**** DATASET EXCERPTS ****

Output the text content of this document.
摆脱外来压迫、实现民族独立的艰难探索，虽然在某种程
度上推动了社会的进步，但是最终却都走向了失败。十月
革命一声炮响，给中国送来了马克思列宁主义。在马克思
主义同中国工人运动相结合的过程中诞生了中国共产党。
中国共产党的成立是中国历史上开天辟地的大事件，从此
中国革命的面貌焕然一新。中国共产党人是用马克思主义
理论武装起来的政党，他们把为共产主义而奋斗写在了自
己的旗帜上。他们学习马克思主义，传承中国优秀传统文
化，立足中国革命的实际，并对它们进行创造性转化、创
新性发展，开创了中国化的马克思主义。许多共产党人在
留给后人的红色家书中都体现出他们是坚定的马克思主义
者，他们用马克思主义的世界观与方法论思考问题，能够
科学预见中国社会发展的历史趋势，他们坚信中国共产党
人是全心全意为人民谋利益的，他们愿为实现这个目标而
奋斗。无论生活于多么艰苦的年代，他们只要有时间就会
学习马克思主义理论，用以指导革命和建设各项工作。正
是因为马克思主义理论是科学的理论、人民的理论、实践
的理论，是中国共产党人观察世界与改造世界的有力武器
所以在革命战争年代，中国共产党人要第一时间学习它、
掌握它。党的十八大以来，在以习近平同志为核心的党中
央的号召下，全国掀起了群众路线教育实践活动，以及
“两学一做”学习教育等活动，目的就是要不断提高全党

****

WHAT THE EXERCISE ASKS — Reproduce each line verbatim.

ANSWER —
Output the text content of this document.
摆脱外来压迫、实现民族独立的艰难探索，虽然在某种程
度上推动了社会的进步，但是最终却都走向了失败。十月
革命一声炮响，给中国送来了马克思列宁主义。在马克思
主义同中国工人运动相结合的过程中诞生了中国共产党。
中国共产党的成立是中国历史上开天辟地的大事件，从此
中国革命的面貌焕然一新。中国共产党人是用马克思主义
理论武装起来的政党，他们把为共产主义而奋斗写在了自
己的旗帜上。他们学习马克思主义，传承中国优秀传统文
化，立足中国革命的实际，并对它们进行创造性转化、创
新性发展，开创了中国化的马克思主义。许多共产党人在
留给后人的红色家书中都体现出他们是坚定的马克思主义
者，他们用马克思主义的世界观与方法论思考问题，能够
科学预见中国社会发展的历史趋势，他们坚信中国共产党
人是全心全意为人民谋利益的，他们愿为实现这个目标而
奋斗。无论生活于多么艰苦的年代，他们只要有时间就会
学习马克思主义理论，用以指导革命和建设各项工作。正
是因为马克思主义理论是科学的理论、人民的理论、实践
的理论，是中国共产党人观察世界与改造世界的有力武器
所以在革命战争年代，中国共产党人要第一时间学习它、
掌握它。党的十八大以来，在以习近平同志为核心的党中
央的号召下，全国掀起了群众路线教育实践活动，以及
“两学一做”学习教育等活动，目的就是要不断提高全党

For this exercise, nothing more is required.